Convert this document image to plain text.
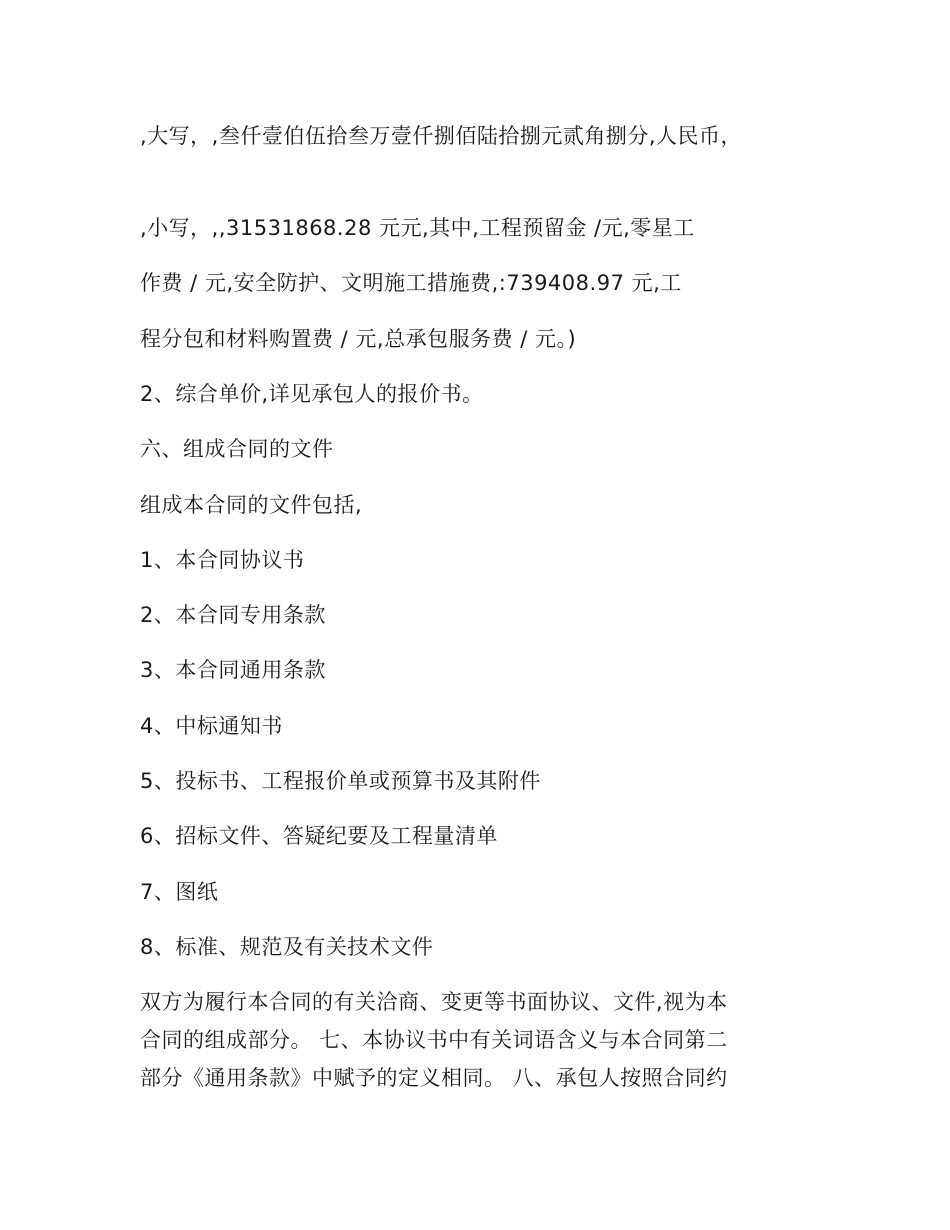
,大写，,叁仟壹伯伍拾叁万壹仟捌佰陆拾捌元贰角捌分,人民币，
,小写，,,31531868.28 元元,其中,工程预留金 /元,零星工
作费 / 元,安全防护、文明施工措施费,:739408.97 元,工
程分包和材料购置费 / 元,总承包服务费 / 元。)
2、综合单价,详见承包人的报价书。
六、组成合同的文件
组成本合同的文件包括,
1、本合同协议书
2、本合同专用条款
3、本合同通用条款
4、中标通知书
5、投标书、工程报价单或预算书及其附件
6、招标文件、答疑纪要及工程量清单
7、图纸
8、标准、规范及有关技术文件
双方为履行本合同的有关洽商、变更等书面协议、文件,视为本
合同的组成部分。 七、本协议书中有关词语含义与本合同第二
部分《通用条款》中赋予的定义相同。 八、承包人按照合同约
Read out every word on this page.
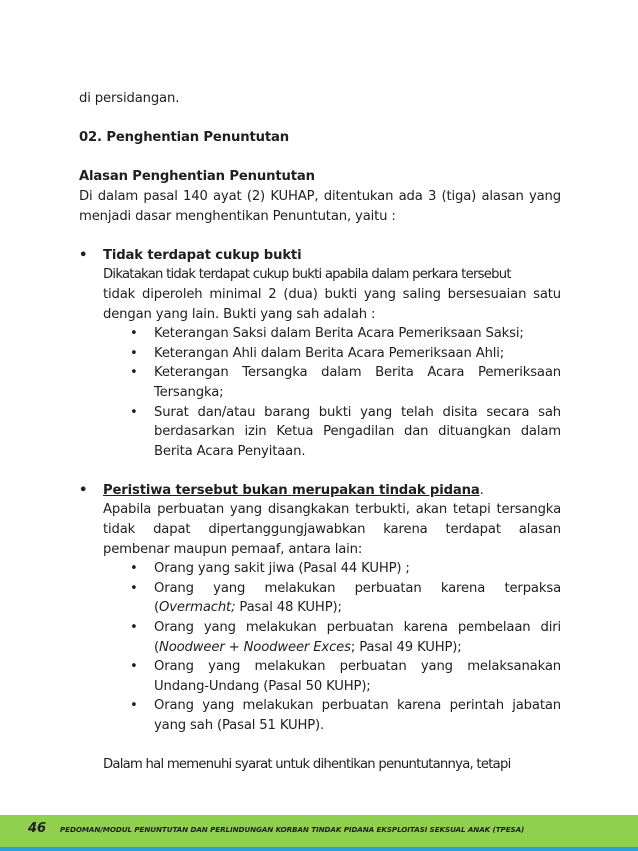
di persidangan.

02. Penghentian Penuntutan

Alasan Penghentian Penuntutan

Di dalam pasal 140 ayat (2) KUHAP, ditentukan ada 3 (tiga) alasan yang menjadi dasar menghentikan Penuntutan, yaitu :

• Tidak terdapat cukup bukti

Dikatakan tidak terdapat cukup bukti apabila dalam perkara tersebut

tidak diperoleh minimal 2 (dua) bukti yang saling bersesuaian satu dengan yang lain. Bukti yang sah adalah :

• Keterangan Saksi dalam Berita Acara Pemeriksaan Saksi;
• Keterangan Ahli dalam Berita Acara Pemeriksaan Ahli;
• Keterangan Tersangka dalam Berita Acara Pemeriksaan Tersangka;
• Surat dan/atau barang bukti yang telah disita secara sah berdasarkan izin Ketua Pengadilan dan dituangkan dalam Berita Acara Penyitaan.
• Peristiwa tersebut bukan merupakan tindak pidana.

Apabila perbuatan yang disangkakan terbukti, akan tetapi tersangka tidak dapat dipertanggungjawabkan karena terdapat alasan pembenar maupun pemaaf, antara lain:

• Orang yang sakit jiwa (Pasal 44 KUHP) ;
• Orang yang melakukan perbuatan karena terpaksa (Overmacht; Pasal 48 KUHP);
• Orang yang melakukan perbuatan karena pembelaan diri (Noodweer + Noodweer Exces; Pasal 49 KUHP);
• Orang yang melakukan perbuatan yang melaksanakan Undang-Undang (Pasal 50 KUHP);
• Orang yang melakukan perbuatan karena perintah jabatan yang sah (Pasal 51 KUHP).

Dalam hal memenuhi syarat untuk dihentikan penuntutannya, tetapi

46 PEDOMAN/MODUL PENUNTUTAN DAN PERLINDUNGAN KORBAN TINDAK PIDANA EKSPLOITASI SEKSUAL ANAK (TPESA)
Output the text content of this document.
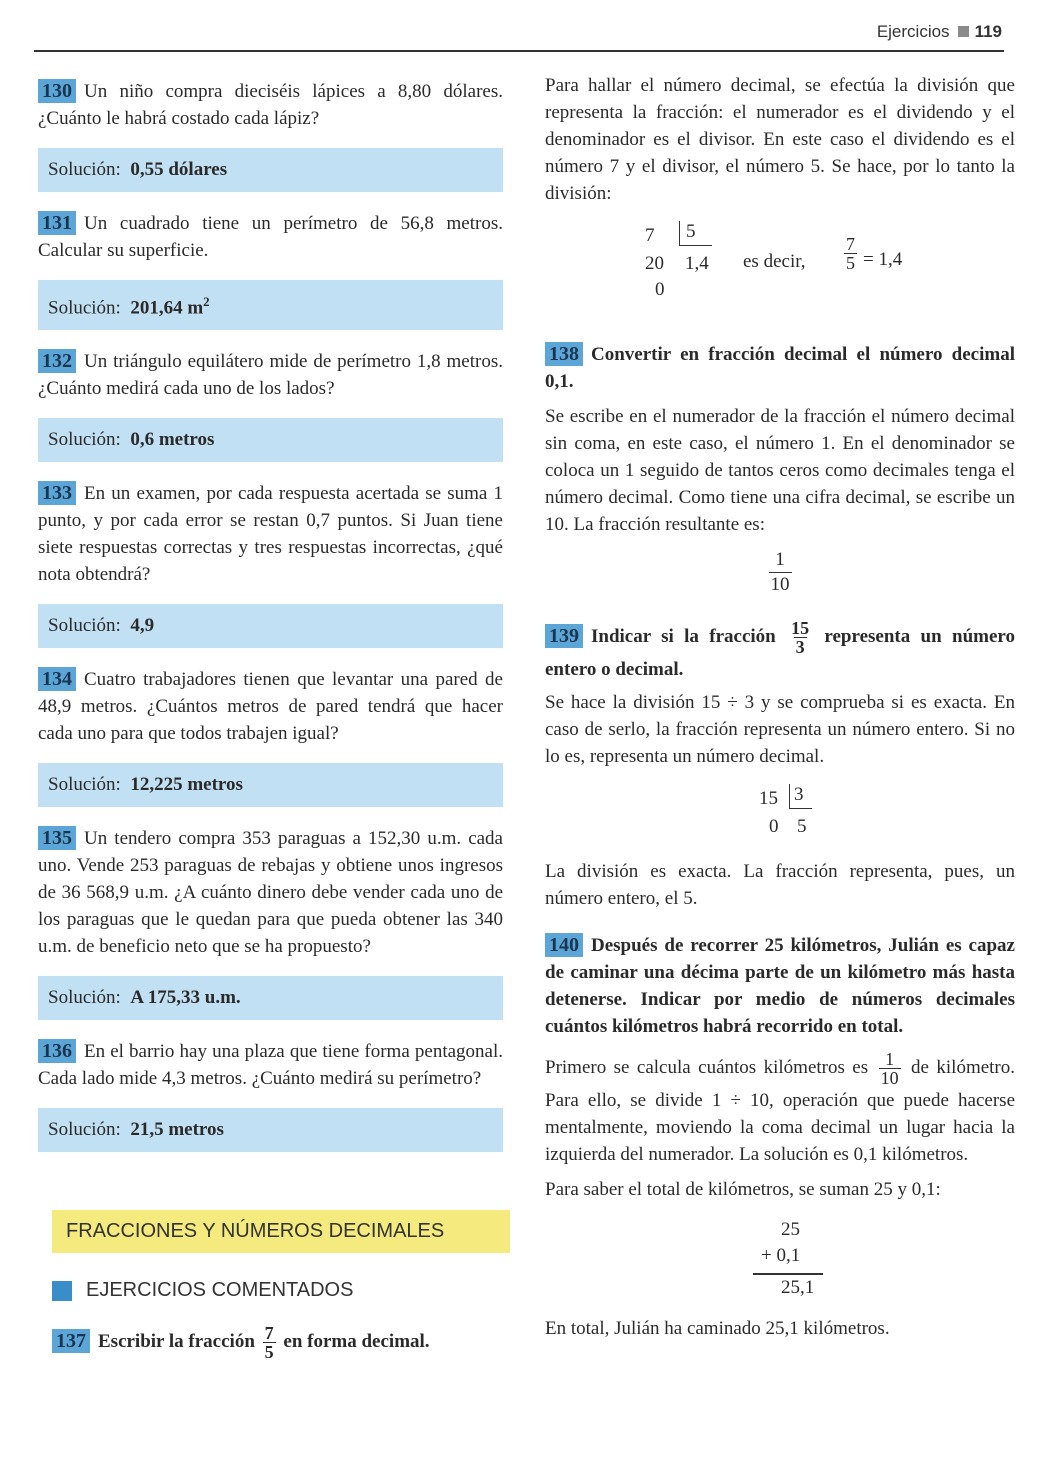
Ejercicios 119

130 Un niño compra dieciséis lápices a 8,80 dólares. ¿Cuánto le habrá costado cada lápiz?

Solución: 0,55 dólares

131 Un cuadrado tiene un perímetro de 56,8 metros. Calcular su superficie.

Solución: 201,64 $m^2$

132 Un triángulo equilátero mide de perímetro 1,8 metros. ¿Cuánto medirá cada uno de los lados?

Solución: 0,6 metros

133 En un examen, por cada respuesta acertada se suma 1 punto, y por cada error se restan 0,7 puntos. Si Juan tiene siete respuestas correctas y tres respuestas incorrectas, ¿qué nota obtendrá?

Solución: 4,9

134 Cuatro trabajadores tienen que levantar una pared de 48,9 metros. ¿Cuántos metros de pared tendrá que hacer cada uno para que todos trabajen igual?

Solución: 12,225 metros

135 Un tendero compra 353 paraguas a 152,30 u.m. cada uno. Vende 253 paraguas de rebajas y obtiene unos ingresos de 36 568,9 u.m. ¿A cuánto dinero debe vender cada uno de los paraguas que le quedan para que pueda obtener las 340 u.m. de beneficio neto que se ha propuesto?

Solución: A 175,33 u.m.

136 En el barrio hay una plaza que tiene forma pentagonal. Cada lado mide 4,3 metros. ¿Cuánto medirá su perímetro?

Solución: 21,5 metros
FRACCIONES Y NÚMEROS DECIMALES
EJERCICIOS COMENTADOS

137 Escribir la fracción $\frac{7}{5}$ en forma decimal.

Para hallar el número decimal, se efectúa la división que representa la fracción: el numerador es el dividendo y el denominador es el divisor. En este caso el dividendo es el número 7 y el divisor, el número 5. Se hace, por lo tanto la división:

7	5
20 1,4
0
es decir, $\frac{7}{5} = 1,4$

138 Convertir en fracción decimal el número decimal 0,1.

Se escribe en el numerador de la fracción el número decimal sin coma, en este caso, el número 1. En el denominador se coloca un 1 seguido de tantos ceros como decimales tenga el número decimal. Como tiene una cifra decimal, se escribe un 10. La fracción resultante es:

$\frac{1}{10}$

139 Indicar si la fracción $\frac{15}{3}$ representa un número entero o decimal.

Se hace la división 15 ÷ 3 y se comprueba si es exacta. En caso de serlo, la fracción representa un número entero. Si no lo es, representa un número decimal.

15 3
0 5

La división es exacta. La fracción representa, pues, un número entero, el 5.

140 Después de recorrer 25 kilómetros, Julián es capaz de caminar una décima parte de un kilómetro más hasta detenerse. Indicar por medio de números decimales cuántos kilómetros habrá recorrido en total.

Primero se calcula cuántos kilómetros es $\frac{1}{10}$ de kilómetro. Para ello, se divide 1 ÷ 10, operación que puede hacerse mentalmente, moviendo la coma decimal un lugar hacia la izquierda del numerador. La solución es 0,1 kilómetros.

Para saber el total de kilómetros, se suman 25 y 0,1:

25
+ 0,1
25,1

En total, Julián ha caminado 25,1 kilómetros.
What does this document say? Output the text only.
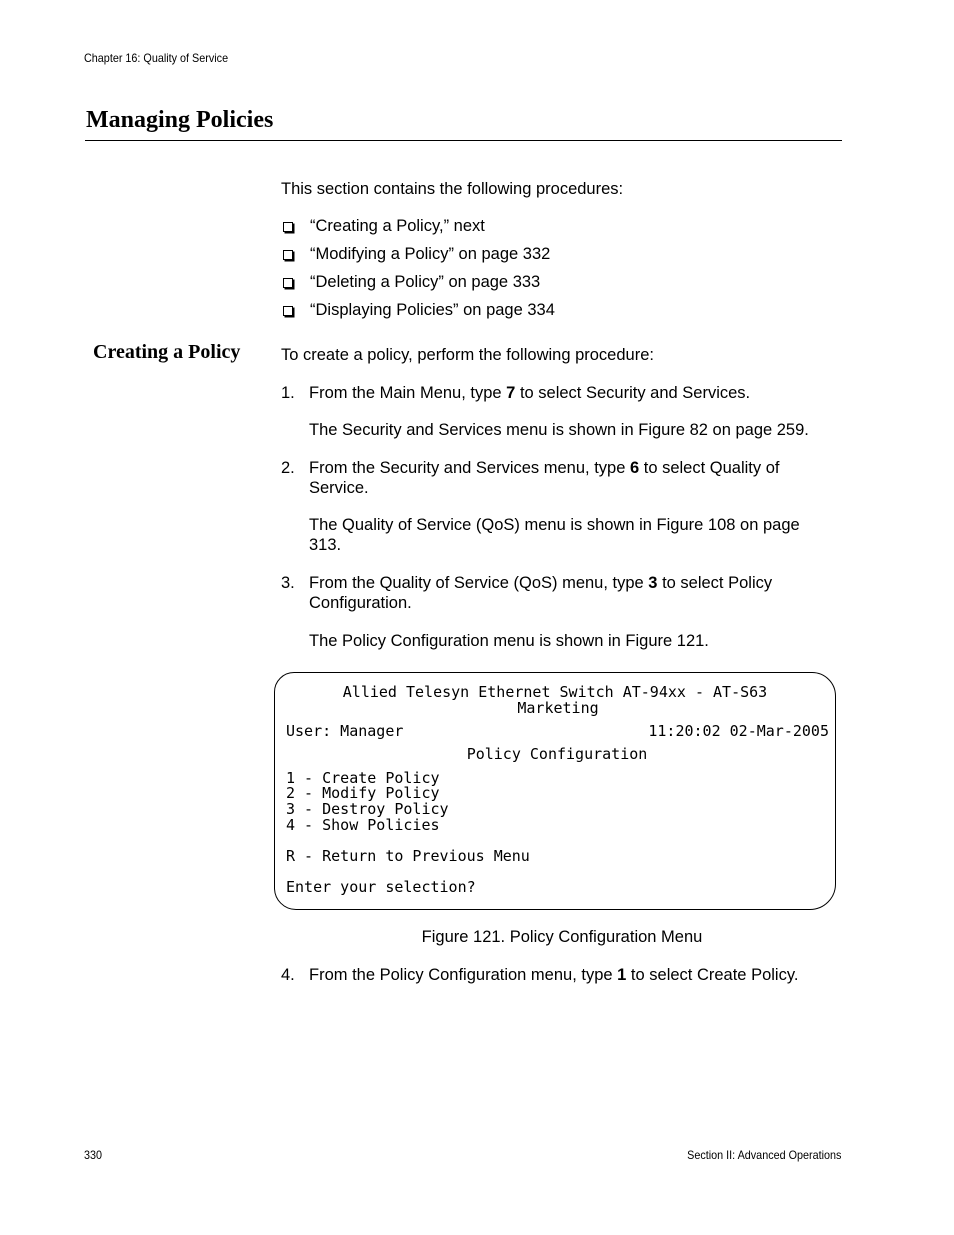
Chapter 16: Quality of Service
Managing Policies
This section contains the following procedures:
“Creating a Policy,” next
“Modifying a Policy” on page 332
“Deleting a Policy” on page 333
“Displaying Policies” on page 334
Creating a Policy To create a policy, perform the following procedure:
1. From the Main Menu, type 7 to select Security and Services.
The Security and Services menu is shown in Figure 82 on page 259.
2. From the Security and Services menu, type 6 to select Quality of Service.
The Quality of Service (QoS) menu is shown in Figure 108 on page 313.
3. From the Quality of Service (QoS) menu, type 3 to select Policy Configuration.
The Policy Configuration menu is shown in Figure 121.
Allied Telesyn Ethernet Switch AT-94xx - AT-S63
Marketing
User: Manager	11:20:02 02-Mar-2005
Policy Configuration
1 - Create Policy
2 - Modify Policy
3 - Destroy Policy
4 - Show Policies
R - Return to Previous Menu
Enter your selection?
Figure 121. Policy Configuration Menu
4. From the Policy Configuration menu, type 1 to select Create Policy.
330	Section II: Advanced Operations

____________________

WORK TO COMPLETE
Take the listing above and print it exactly, apart from the pictures.

ANSWER TO THE PROBLEM
Convert this document image to plain text.
,大写，,叁仟壹伯伍拾叁万壹仟捌佰陆拾捌元贰角捌分,人民币，
,小写，,,31531868.28 元元,其中,工程预留金 /元,零星工
作费 / 元,安全防护、文明施工措施费,:739408.97 元,工
程分包和材料购置费 / 元,总承包服务费 / 元。)
2、综合单价,详见承包人的报价书。
六、组成合同的文件
组成本合同的文件包括,
1、本合同协议书
2、本合同专用条款
3、本合同通用条款
4、中标通知书
5、投标书、工程报价单或预算书及其附件
6、招标文件、答疑纪要及工程量清单
7、图纸
8、标准、规范及有关技术文件
双方为履行本合同的有关洽商、变更等书面协议、文件,视为本
合同的组成部分。 七、本协议书中有关词语含义与本合同第二
部分《通用条款》中赋予的定义相同。 八、承包人按照合同约
Read out every word on this page.
di persidangan.

02. Penghentian Penuntutan

Alasan Penghentian Penuntutan

Di dalam pasal 140 ayat (2) KUHAP, ditentukan ada 3 (tiga) alasan yang menjadi dasar menghentikan Penuntutan, yaitu :

• Tidak terdapat cukup bukti

Dikatakan tidak terdapat cukup bukti apabila dalam perkara tersebut

tidak diperoleh minimal 2 (dua) bukti yang saling bersesuaian satu dengan yang lain. Bukti yang sah adalah :

• Keterangan Saksi dalam Berita Acara Pemeriksaan Saksi;
• Keterangan Ahli dalam Berita Acara Pemeriksaan Ahli;
• Keterangan Tersangka dalam Berita Acara Pemeriksaan Tersangka;
• Surat dan/atau barang bukti yang telah disita secara sah berdasarkan izin Ketua Pengadilan dan dituangkan dalam Berita Acara Penyitaan.
• Peristiwa tersebut bukan merupakan tindak pidana.

Apabila perbuatan yang disangkakan terbukti, akan tetapi tersangka tidak dapat dipertanggungjawabkan karena terdapat alasan pembenar maupun pemaaf, antara lain:

• Orang yang sakit jiwa (Pasal 44 KUHP) ;
• Orang yang melakukan perbuatan karena terpaksa (Overmacht; Pasal 48 KUHP);
• Orang yang melakukan perbuatan karena pembelaan diri (Noodweer + Noodweer Exces; Pasal 49 KUHP);
• Orang yang melakukan perbuatan yang melaksanakan Undang-Undang (Pasal 50 KUHP);
• Orang yang melakukan perbuatan karena perintah jabatan yang sah (Pasal 51 KUHP).

Dalam hal memenuhi syarat untuk dihentikan penuntutannya, tetapi

46 PEDOMAN/MODUL PENUNTUTAN DAN PERLINDUNGAN KORBAN TINDAK PIDANA EKSPLOITASI SEKSUAL ANAK (TPESA)
Output the text content of this document.
Ejercicios 119

130 Un niño compra dieciséis lápices a 8,80 dólares. ¿Cuánto le habrá costado cada lápiz?

Solución: 0,55 dólares

131 Un cuadrado tiene un perímetro de 56,8 metros. Calcular su superficie.

Solución: 201,64 $m^2$

132 Un triángulo equilátero mide de perímetro 1,8 metros. ¿Cuánto medirá cada uno de los lados?

Solución: 0,6 metros

133 En un examen, por cada respuesta acertada se suma 1 punto, y por cada error se restan 0,7 puntos. Si Juan tiene siete respuestas correctas y tres respuestas incorrectas, ¿qué nota obtendrá?

Solución: 4,9

134 Cuatro trabajadores tienen que levantar una pared de 48,9 metros. ¿Cuántos metros de pared tendrá que hacer cada uno para que todos trabajen igual?

Solución: 12,225 metros

135 Un tendero compra 353 paraguas a 152,30 u.m. cada uno. Vende 253 paraguas de rebajas y obtiene unos ingresos de 36 568,9 u.m. ¿A cuánto dinero debe vender cada uno de los paraguas que le quedan para que pueda obtener las 340 u.m. de beneficio neto que se ha propuesto?

Solución: A 175,33 u.m.

136 En el barrio hay una plaza que tiene forma pentagonal. Cada lado mide 4,3 metros. ¿Cuánto medirá su perímetro?

Solución: 21,5 metros
FRACCIONES Y NÚMEROS DECIMALES
EJERCICIOS COMENTADOS

137 Escribir la fracción $\frac{7}{5}$ en forma decimal.

Para hallar el número decimal, se efectúa la división que representa la fracción: el numerador es el dividendo y el denominador es el divisor. En este caso el dividendo es el número 7 y el divisor, el número 5. Se hace, por lo tanto la división:

7	5
20 1,4
0
es decir, $\frac{7}{5} = 1,4$

138 Convertir en fracción decimal el número decimal 0,1.

Se escribe en el numerador de la fracción el número decimal sin coma, en este caso, el número 1. En el denominador se coloca un 1 seguido de tantos ceros como decimales tenga el número decimal. Como tiene una cifra decimal, se escribe un 10. La fracción resultante es:

$\frac{1}{10}$

139 Indicar si la fracción $\frac{15}{3}$ representa un número entero o decimal.

Se hace la división 15 ÷ 3 y se comprueba si es exacta. En caso de serlo, la fracción representa un número entero. Si no lo es, representa un número decimal.

15 3
0 5

La división es exacta. La fracción representa, pues, un número entero, el 5.

140 Después de recorrer 25 kilómetros, Julián es capaz de caminar una décima parte de un kilómetro más hasta detenerse. Indicar por medio de números decimales cuántos kilómetros habrá recorrido en total.

Primero se calcula cuántos kilómetros es $\frac{1}{10}$ de kilómetro. Para ello, se divide 1 ÷ 10, operación que puede hacerse mentalmente, moviendo la coma decimal un lugar hacia la izquierda del numerador. La solución es 0,1 kilómetros.

Para saber el total de kilómetros, se suman 25 y 0,1:

25
+ 0,1
25,1

En total, Julián ha caminado 25,1 kilómetros.
What does this document say? Output the text only.
Chapter 16: Quality of Service
Managing Policies
This section contains the following procedures:
“Creating a Policy,” next
“Modifying a Policy” on page 332
“Deleting a Policy” on page 333
“Displaying Policies” on page 334
Creating a Policy To create a policy, perform the following procedure:
1. From the Main Menu, type 7 to select Security and Services.
The Security and Services menu is shown in Figure 82 on page 259.
2. From the Security and Services menu, type 6 to select Quality of Service.
The Quality of Service (QoS) menu is shown in Figure 108 on page 313.
3. From the Quality of Service (QoS) menu, type 3 to select Policy Configuration.
The Policy Configuration menu is shown in Figure 121.
Allied Telesyn Ethernet Switch AT-94xx - AT-S63
Marketing
User: Manager	11:20:02 02-Mar-2005
Policy Configuration
1 - Create Policy
2 - Modify Policy
3 - Destroy Policy
4 - Show Policies
R - Return to Previous Menu
Enter your selection?
Figure 121. Policy Configuration Menu
4. From the Policy Configuration menu, type 1 to select Create Policy.
330	Section II: Advanced Operations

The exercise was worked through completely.